[Stored records]
___
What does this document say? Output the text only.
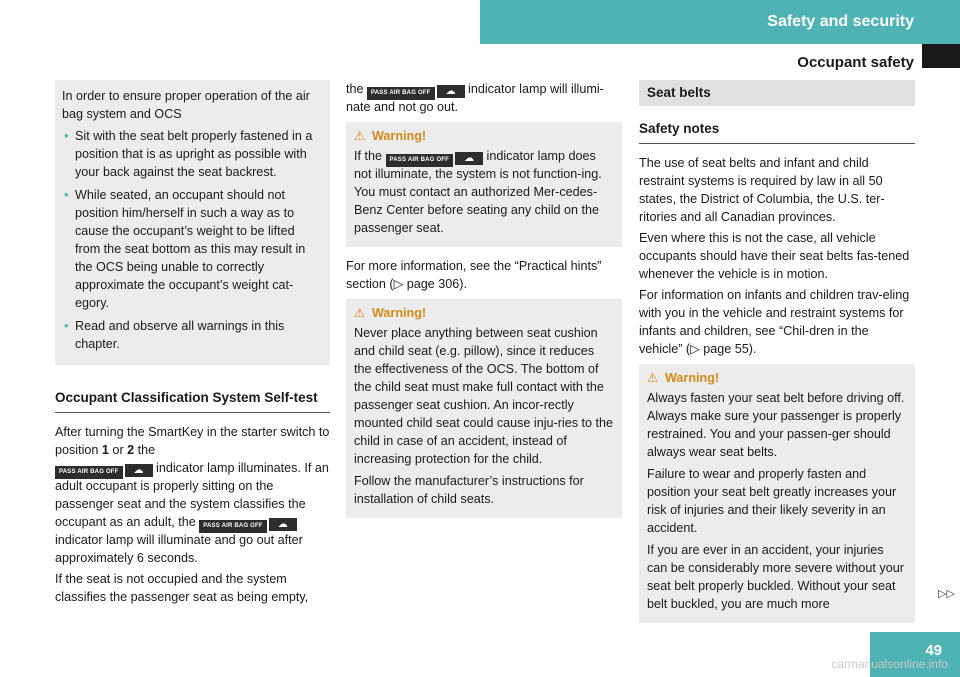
Safety and security
Occupant safety

In order to ensure proper operation of the air bag system and OCS

• Sit with the seat belt properly fastened in a position that is as upright as possible with your back against the seat backrest.
• While seated, an occupant should not position him/herself in such a way as to cause the occupant’s weight to be lifted from the seat bottom as this may result in the OCS being unable to correctly approximate the occupant’s weight cat-egory.
• Read and observe all warnings in this chapter.
Occupant Classification System Self-test

After turning the SmartKey in the starter switch to position 1 or 2 the
PASS AIR BAG OFF ☁ indicator lamp illuminates. If an adult occupant is properly sitting on the passenger seat and the system classifies the occupant as an adult, the PASS AIR BAG OFF ☁ indicator lamp will illuminate and go out after approximately 6 seconds.

If the seat is not occupied and the system classifies the passenger seat as being empty,

the PASS AIR BAG OFF ☁ indicator lamp will illumi-nate and not go out.

⚠ Warning!

If the PASS AIR BAG OFF ☁ indicator lamp does not illuminate, the system is not function-ing. You must contact an authorized Mer-cedes-Benz Center before seating any child on the passenger seat.

For more information, see the “Practical hints” section (▷ page 306).

⚠ Warning!

Never place anything between seat cushion and child seat (e.g. pillow), since it reduces the effectiveness of the OCS. The bottom of the child seat must make full contact with the passenger seat cushion. An incor-rectly mounted child seat could cause inju-ries to the child in case of an accident, instead of increasing protection for the child.

Follow the manufacturer’s instructions for installation of child seats.

Seat belts
Safety notes

The use of seat belts and infant and child restraint systems is required by law in all 50 states, the District of Columbia, the U.S. ter-ritories and all Canadian provinces.

Even where this is not the case, all vehicle occupants should have their seat belts fas-tened whenever the vehicle is in motion.

For information on infants and children trav-eling with you in the vehicle and restraint systems for infants and children, see “Chil-dren in the vehicle” (▷ page 55).

⚠ Warning!

Always fasten your seat belt before driving off. Always make sure your passenger is properly restrained. You and your passen-ger should always wear seat belts.

Failure to wear and properly fasten and position your seat belt greatly increases your risk of injuries and their likely severity in an accident.

If you are ever in an accident, your injuries can be considerably more severe without your seat belt properly buckled. Without your seat belt buckled, you are much more

▷▷
49
carmanualsonline.info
___
Give the number of lines where the string "injuries" occurs, without any further text.

» COMPLETED TASK
2